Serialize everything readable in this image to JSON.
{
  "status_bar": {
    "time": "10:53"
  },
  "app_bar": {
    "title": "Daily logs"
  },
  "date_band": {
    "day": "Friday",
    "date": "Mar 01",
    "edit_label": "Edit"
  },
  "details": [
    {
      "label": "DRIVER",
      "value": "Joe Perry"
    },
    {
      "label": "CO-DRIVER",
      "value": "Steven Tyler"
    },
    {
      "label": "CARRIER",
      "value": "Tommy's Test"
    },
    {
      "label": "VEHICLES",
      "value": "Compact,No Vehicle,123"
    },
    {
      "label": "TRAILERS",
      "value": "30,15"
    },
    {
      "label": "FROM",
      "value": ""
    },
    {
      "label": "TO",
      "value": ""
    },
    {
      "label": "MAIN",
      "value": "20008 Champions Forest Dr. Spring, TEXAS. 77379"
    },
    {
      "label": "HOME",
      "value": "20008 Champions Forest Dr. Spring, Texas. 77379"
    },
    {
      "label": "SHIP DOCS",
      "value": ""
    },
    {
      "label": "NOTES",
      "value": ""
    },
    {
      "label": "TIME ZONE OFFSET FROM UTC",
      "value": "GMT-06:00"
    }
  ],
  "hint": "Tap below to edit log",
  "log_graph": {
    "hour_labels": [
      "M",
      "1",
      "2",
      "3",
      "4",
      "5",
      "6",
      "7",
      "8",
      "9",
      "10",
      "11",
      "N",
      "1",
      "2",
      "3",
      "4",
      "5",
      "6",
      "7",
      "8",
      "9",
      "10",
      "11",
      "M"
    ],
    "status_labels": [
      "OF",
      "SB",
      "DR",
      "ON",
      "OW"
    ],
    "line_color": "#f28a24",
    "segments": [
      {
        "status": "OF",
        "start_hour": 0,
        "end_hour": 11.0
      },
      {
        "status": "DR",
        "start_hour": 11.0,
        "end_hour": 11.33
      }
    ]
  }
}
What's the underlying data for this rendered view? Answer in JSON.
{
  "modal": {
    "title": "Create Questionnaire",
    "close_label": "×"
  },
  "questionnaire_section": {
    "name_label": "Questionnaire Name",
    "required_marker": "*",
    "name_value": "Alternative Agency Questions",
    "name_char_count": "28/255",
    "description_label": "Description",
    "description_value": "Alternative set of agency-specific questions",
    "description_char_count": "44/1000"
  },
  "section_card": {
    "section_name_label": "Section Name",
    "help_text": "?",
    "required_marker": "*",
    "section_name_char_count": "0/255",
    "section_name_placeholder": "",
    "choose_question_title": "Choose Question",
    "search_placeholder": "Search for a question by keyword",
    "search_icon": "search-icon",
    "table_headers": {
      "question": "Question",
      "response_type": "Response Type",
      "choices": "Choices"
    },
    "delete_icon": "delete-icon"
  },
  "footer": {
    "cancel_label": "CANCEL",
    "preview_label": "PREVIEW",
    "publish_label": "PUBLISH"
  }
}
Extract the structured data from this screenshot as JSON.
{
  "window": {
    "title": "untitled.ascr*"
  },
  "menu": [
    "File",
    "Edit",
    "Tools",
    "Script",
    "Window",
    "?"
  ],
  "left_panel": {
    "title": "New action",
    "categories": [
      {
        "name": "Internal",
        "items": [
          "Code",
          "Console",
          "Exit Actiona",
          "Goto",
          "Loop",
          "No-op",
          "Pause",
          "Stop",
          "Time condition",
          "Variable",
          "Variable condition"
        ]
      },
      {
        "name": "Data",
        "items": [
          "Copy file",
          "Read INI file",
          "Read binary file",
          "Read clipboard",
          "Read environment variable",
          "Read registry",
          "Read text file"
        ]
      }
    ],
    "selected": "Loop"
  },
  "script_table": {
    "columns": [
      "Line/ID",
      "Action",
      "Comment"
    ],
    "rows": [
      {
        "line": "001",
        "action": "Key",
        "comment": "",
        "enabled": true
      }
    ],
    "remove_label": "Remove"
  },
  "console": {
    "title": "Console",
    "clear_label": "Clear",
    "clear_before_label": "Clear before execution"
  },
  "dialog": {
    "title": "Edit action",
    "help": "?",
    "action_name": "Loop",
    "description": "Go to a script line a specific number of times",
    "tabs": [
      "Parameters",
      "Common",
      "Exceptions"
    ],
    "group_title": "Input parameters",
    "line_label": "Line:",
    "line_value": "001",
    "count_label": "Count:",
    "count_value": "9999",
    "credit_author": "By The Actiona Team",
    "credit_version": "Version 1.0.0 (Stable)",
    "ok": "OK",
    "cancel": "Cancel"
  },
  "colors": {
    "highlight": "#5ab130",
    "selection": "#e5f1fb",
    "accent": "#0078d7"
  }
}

---

> **Instructions to follow**:
All of the entries above need to be reproduced exactly.

> **Task answer**:
Serialize everything readable in this image to JSON.
{
  "status_bar": {
    "time": "10:53"
  },
  "app_bar": {
    "title": "Daily logs"
  },
  "date_band": {
    "day": "Friday",
    "date": "Mar 01",
    "edit_label": "Edit"
  },
  "details": [
    {
      "label": "DRIVER",
      "value": "Joe Perry"
    },
    {
      "label": "CO-DRIVER",
      "value": "Steven Tyler"
    },
    {
      "label": "CARRIER",
      "value": "Tommy's Test"
    },
    {
      "label": "VEHICLES",
      "value": "Compact,No Vehicle,123"
    },
    {
      "label": "TRAILERS",
      "value": "30,15"
    },
    {
      "label": "FROM",
      "value": ""
    },
    {
      "label": "TO",
      "value": ""
    },
    {
      "label": "MAIN",
      "value": "20008 Champions Forest Dr. Spring, TEXAS. 77379"
    },
    {
      "label": "HOME",
      "value": "20008 Champions Forest Dr. Spring, Texas. 77379"
    },
    {
      "label": "SHIP DOCS",
      "value": ""
    },
    {
      "label": "NOTES",
      "value": ""
    },
    {
      "label": "TIME ZONE OFFSET FROM UTC",
      "value": "GMT-06:00"
    }
  ],
  "hint": "Tap below to edit log",
  "log_graph": {
    "hour_labels": [
      "M",
      "1",
      "2",
      "3",
      "4",
      "5",
      "6",
      "7",
      "8",
      "9",
      "10",
      "11",
      "N",
      "1",
      "2",
      "3",
      "4",
      "5",
      "6",
      "7",
      "8",
      "9",
      "10",
      "11",
      "M"
    ],
    "status_labels": [
      "OF",
      "SB",
      "DR",
      "ON",
      "OW"
    ],
    "line_color": "#f28a24",
    "segments": [
      {
        "status": "OF",
        "start_hour": 0,
        "end_hour": 11.0
      },
      {
        "status": "DR",
        "start_hour": 11.0,
        "end_hour": 11.33
      }
    ]
  }
}
What's the underlying data for this rendered view? Answer in JSON.
{
  "modal": {
    "title": "Create Questionnaire",
    "close_label": "×"
  },
  "questionnaire_section": {
    "name_label": "Questionnaire Name",
    "required_marker": "*",
    "name_value": "Alternative Agency Questions",
    "name_char_count": "28/255",
    "description_label": "Description",
    "description_value": "Alternative set of agency-specific questions",
    "description_char_count": "44/1000"
  },
  "section_card": {
    "section_name_label": "Section Name",
    "help_text": "?",
    "required_marker": "*",
    "section_name_char_count": "0/255",
    "section_name_placeholder": "",
    "choose_question_title": "Choose Question",
    "search_placeholder": "Search for a question by keyword",
    "search_icon": "search-icon",
    "table_headers": {
      "question": "Question",
      "response_type": "Response Type",
      "choices": "Choices"
    },
    "delete_icon": "delete-icon"
  },
  "footer": {
    "cancel_label": "CANCEL",
    "preview_label": "PREVIEW",
    "publish_label": "PUBLISH"
  }
}
Extract the structured data from this screenshot as JSON.
{
  "window": {
    "title": "untitled.ascr*"
  },
  "menu": [
    "File",
    "Edit",
    "Tools",
    "Script",
    "Window",
    "?"
  ],
  "left_panel": {
    "title": "New action",
    "categories": [
      {
        "name": "Internal",
        "items": [
          "Code",
          "Console",
          "Exit Actiona",
          "Goto",
          "Loop",
          "No-op",
          "Pause",
          "Stop",
          "Time condition",
          "Variable",
          "Variable condition"
        ]
      },
      {
        "name": "Data",
        "items": [
          "Copy file",
          "Read INI file",
          "Read binary file",
          "Read clipboard",
          "Read environment variable",
          "Read registry",
          "Read text file"
        ]
      }
    ],
    "selected": "Loop"
  },
  "script_table": {
    "columns": [
      "Line/ID",
      "Action",
      "Comment"
    ],
    "rows": [
      {
        "line": "001",
        "action": "Key",
        "comment": "",
        "enabled": true
      }
    ],
    "remove_label": "Remove"
  },
  "console": {
    "title": "Console",
    "clear_label": "Clear",
    "clear_before_label": "Clear before execution"
  },
  "dialog": {
    "title": "Edit action",
    "help": "?",
    "action_name": "Loop",
    "description": "Go to a script line a specific number of times",
    "tabs": [
      "Parameters",
      "Common",
      "Exceptions"
    ],
    "group_title": "Input parameters",
    "line_label": "Line:",
    "line_value": "001",
    "count_label": "Count:",
    "count_value": "9999",
    "credit_author": "By The Actiona Team",
    "credit_version": "Version 1.0.0 (Stable)",
    "ok": "OK",
    "cancel": "Cancel"
  },
  "colors": {
    "highlight": "#5ab130",
    "selection": "#e5f1fb",
    "accent": "#0078d7"
  }
}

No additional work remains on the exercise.